● **Data rows**
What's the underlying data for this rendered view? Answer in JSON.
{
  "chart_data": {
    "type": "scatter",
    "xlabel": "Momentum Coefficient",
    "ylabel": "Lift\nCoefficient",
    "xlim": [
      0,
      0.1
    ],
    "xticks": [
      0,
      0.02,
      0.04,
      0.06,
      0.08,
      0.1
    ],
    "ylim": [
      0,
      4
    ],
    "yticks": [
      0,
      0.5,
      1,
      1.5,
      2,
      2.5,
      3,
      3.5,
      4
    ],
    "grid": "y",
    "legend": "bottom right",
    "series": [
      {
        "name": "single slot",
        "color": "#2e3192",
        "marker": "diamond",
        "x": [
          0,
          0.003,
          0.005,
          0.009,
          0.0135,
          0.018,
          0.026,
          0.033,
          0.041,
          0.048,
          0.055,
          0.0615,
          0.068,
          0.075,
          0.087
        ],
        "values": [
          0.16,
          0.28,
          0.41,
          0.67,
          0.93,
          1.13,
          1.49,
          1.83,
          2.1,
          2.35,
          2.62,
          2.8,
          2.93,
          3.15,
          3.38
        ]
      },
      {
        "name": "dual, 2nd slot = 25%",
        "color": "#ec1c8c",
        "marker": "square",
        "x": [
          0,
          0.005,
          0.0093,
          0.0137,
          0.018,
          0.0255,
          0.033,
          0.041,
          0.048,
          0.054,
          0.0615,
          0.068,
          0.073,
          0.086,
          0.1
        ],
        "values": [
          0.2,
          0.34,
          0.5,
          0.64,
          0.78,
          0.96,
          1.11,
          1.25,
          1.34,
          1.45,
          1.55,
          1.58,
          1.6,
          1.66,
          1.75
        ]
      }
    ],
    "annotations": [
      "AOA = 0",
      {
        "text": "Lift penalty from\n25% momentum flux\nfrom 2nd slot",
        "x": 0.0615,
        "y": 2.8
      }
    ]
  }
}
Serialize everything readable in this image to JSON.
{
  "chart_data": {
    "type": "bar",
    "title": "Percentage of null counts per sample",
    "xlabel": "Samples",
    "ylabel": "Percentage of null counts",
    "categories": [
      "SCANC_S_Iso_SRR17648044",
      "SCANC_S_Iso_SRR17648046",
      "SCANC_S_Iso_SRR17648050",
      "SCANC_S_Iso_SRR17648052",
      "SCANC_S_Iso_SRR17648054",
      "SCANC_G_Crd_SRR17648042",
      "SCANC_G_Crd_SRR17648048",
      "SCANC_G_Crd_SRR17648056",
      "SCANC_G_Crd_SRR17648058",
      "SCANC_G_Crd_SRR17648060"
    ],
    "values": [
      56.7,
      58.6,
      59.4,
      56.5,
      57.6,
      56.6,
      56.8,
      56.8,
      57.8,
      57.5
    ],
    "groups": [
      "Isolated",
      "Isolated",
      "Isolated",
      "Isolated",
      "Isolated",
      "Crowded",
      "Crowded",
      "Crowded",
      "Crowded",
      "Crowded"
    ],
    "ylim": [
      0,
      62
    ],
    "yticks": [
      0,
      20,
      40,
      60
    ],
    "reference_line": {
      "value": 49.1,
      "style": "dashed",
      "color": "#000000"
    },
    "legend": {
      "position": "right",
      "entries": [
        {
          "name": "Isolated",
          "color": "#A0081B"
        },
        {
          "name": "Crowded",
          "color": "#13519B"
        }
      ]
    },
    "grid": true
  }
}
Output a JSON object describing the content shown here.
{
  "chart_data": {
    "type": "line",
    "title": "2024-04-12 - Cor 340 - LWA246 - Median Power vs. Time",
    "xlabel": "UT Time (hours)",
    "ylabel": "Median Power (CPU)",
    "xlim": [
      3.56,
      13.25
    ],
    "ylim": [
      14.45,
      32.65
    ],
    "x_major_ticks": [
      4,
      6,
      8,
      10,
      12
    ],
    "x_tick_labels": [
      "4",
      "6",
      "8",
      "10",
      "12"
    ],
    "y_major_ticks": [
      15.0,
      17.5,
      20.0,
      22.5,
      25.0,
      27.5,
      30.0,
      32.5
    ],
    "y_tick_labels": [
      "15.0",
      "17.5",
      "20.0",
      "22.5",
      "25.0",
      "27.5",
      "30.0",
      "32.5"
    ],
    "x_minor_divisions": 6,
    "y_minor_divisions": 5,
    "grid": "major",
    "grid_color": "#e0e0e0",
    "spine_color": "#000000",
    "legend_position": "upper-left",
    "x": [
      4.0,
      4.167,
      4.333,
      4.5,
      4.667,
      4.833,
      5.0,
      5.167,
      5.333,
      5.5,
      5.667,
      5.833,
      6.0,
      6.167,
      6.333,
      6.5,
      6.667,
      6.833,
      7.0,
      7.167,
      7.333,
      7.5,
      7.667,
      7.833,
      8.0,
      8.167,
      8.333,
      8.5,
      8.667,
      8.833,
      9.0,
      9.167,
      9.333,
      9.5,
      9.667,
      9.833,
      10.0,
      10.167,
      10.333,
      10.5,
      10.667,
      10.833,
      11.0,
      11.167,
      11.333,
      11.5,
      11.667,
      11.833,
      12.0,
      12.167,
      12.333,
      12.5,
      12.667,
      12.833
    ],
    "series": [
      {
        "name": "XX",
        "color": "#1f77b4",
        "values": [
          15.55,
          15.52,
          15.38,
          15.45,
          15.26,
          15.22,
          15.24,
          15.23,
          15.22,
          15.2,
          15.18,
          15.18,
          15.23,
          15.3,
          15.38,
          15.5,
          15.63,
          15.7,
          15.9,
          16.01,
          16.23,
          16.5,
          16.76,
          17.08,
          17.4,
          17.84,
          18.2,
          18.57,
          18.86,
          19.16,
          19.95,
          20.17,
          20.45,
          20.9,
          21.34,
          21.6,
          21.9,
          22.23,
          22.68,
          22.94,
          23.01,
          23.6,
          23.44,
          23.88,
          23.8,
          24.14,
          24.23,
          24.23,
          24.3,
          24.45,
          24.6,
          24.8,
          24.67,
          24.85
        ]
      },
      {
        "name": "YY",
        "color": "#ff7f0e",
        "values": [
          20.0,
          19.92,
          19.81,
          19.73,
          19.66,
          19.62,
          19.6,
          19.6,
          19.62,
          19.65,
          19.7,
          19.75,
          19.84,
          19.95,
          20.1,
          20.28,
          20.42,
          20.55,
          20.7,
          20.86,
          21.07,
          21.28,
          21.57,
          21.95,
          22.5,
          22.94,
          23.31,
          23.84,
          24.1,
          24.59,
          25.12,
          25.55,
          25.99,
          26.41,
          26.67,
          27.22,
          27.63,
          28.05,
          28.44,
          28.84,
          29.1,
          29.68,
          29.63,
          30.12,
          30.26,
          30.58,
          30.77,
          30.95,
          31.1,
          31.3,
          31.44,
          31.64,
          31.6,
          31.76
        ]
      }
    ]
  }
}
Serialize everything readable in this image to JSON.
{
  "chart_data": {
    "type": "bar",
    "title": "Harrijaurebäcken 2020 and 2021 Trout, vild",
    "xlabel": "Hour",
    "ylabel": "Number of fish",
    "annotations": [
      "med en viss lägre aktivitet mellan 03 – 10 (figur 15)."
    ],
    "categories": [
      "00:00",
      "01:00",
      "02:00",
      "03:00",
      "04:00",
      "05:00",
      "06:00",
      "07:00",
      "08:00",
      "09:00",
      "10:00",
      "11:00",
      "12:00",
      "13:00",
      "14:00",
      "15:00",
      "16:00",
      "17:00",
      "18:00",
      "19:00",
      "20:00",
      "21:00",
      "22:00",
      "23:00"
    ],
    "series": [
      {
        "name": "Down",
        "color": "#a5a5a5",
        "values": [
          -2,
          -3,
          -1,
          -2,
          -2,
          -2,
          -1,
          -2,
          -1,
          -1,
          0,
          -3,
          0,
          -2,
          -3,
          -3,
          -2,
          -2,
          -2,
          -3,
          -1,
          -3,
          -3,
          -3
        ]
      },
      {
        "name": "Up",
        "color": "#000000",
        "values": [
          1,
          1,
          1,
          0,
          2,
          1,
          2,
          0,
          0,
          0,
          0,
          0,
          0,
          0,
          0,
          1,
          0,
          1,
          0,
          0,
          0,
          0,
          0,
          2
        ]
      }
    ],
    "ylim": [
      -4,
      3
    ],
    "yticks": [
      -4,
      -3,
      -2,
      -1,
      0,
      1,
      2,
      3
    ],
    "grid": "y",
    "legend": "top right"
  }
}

● **Exercise task**
Write out every line from the entries where "title" appears.

● **Written response**
    "title": "Percentage of null counts per sample",
    "title": "2024-04-12 - Cor 340 - LWA246 - Median Power vs. Time",
    "title": "Harrijaurebäcken 2020 and 2021 Trout, vild",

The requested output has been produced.